───── DATA RECORDS ─────
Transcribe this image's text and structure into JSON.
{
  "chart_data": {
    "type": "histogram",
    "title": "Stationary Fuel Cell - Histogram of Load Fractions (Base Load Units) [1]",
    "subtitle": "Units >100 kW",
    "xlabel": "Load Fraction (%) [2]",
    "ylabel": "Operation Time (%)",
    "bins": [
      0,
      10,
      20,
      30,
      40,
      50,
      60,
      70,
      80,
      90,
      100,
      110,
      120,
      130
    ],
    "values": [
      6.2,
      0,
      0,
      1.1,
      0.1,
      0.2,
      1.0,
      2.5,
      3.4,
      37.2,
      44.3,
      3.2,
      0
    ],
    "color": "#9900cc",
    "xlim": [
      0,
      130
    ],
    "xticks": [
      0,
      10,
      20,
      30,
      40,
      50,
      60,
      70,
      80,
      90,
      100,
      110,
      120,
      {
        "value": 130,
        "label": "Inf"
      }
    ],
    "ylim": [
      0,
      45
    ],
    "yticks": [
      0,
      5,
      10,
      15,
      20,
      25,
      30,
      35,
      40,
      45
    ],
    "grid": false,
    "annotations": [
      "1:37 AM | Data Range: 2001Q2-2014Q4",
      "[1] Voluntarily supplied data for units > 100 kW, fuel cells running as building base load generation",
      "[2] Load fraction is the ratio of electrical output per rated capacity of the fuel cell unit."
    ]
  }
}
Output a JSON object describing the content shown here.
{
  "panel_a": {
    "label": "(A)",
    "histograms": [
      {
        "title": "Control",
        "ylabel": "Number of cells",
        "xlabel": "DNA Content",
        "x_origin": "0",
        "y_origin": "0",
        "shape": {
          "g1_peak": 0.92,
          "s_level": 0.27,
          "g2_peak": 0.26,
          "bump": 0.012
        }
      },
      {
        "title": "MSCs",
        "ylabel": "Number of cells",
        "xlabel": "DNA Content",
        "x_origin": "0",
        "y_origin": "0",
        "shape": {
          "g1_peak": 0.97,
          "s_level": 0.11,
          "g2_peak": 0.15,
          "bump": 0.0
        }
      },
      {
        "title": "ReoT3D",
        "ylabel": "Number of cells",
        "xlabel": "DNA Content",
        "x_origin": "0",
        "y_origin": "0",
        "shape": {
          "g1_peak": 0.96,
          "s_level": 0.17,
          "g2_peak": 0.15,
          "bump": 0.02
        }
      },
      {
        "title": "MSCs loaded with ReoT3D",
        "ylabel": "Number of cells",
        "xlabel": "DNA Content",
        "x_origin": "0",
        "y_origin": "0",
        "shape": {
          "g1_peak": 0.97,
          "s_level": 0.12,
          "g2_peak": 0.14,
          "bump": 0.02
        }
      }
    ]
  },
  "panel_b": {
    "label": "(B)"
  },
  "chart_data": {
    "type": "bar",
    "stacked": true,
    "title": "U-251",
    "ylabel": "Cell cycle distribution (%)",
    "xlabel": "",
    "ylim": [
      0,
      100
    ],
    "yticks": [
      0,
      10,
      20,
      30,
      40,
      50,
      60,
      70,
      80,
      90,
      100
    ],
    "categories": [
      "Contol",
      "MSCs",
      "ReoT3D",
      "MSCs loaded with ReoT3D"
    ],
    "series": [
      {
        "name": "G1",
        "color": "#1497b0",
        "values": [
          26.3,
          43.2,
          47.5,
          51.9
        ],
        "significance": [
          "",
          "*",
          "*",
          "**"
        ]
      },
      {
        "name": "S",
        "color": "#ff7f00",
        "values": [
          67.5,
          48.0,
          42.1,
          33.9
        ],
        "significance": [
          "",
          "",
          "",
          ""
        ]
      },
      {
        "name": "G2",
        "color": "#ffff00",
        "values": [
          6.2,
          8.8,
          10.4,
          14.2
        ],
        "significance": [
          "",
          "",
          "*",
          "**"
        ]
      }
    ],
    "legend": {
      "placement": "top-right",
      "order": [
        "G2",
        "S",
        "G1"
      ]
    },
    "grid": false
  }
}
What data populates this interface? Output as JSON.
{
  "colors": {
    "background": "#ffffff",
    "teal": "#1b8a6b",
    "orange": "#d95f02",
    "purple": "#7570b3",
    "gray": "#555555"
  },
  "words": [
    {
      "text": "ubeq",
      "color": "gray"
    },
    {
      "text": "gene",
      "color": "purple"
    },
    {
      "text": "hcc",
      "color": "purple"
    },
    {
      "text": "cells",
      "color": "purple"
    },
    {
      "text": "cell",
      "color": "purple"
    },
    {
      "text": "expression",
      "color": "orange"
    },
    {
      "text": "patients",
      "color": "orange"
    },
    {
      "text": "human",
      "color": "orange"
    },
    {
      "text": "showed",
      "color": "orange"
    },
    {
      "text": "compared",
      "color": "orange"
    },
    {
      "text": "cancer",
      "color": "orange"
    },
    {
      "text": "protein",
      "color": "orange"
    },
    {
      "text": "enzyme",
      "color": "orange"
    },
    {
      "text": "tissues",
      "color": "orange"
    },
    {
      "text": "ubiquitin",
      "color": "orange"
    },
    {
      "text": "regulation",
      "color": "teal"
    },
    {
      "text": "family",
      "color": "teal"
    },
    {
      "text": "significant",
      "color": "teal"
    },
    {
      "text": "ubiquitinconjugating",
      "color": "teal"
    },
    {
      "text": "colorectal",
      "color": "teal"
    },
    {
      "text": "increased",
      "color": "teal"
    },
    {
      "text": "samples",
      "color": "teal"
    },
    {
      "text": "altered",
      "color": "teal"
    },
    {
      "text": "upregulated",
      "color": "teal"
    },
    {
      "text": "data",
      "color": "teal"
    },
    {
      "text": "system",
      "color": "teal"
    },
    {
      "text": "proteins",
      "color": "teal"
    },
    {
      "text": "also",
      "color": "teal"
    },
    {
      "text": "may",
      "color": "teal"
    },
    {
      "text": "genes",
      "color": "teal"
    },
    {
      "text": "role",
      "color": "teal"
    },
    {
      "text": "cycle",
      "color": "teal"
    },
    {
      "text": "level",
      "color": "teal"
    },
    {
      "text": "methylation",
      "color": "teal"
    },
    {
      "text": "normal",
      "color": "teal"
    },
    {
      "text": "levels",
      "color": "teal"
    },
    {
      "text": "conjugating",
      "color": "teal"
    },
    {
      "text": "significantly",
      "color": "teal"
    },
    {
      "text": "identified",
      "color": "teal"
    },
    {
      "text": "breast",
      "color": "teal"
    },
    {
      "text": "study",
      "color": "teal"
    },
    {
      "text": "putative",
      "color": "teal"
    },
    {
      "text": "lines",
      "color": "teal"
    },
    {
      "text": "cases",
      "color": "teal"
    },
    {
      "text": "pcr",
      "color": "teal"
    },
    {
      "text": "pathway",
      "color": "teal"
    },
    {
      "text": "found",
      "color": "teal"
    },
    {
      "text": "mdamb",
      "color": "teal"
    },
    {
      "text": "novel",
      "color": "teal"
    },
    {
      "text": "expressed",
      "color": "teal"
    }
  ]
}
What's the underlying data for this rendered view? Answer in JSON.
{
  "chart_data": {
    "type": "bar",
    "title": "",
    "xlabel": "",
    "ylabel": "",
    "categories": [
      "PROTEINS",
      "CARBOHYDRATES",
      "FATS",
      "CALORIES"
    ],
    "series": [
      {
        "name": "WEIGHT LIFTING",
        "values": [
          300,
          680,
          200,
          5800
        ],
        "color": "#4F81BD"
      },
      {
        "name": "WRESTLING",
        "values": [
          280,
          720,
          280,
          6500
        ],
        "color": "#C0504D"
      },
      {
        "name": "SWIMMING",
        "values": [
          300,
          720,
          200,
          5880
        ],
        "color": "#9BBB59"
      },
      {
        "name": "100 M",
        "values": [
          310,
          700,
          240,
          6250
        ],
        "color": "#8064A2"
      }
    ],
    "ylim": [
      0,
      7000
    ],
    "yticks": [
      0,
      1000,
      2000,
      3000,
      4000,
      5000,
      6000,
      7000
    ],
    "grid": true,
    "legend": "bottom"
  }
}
─────
» TASK GOAL: Return solely the count of lines in the data above in which the word "name" occurs.

» SOLUTION TO THIS PROBLEM: 7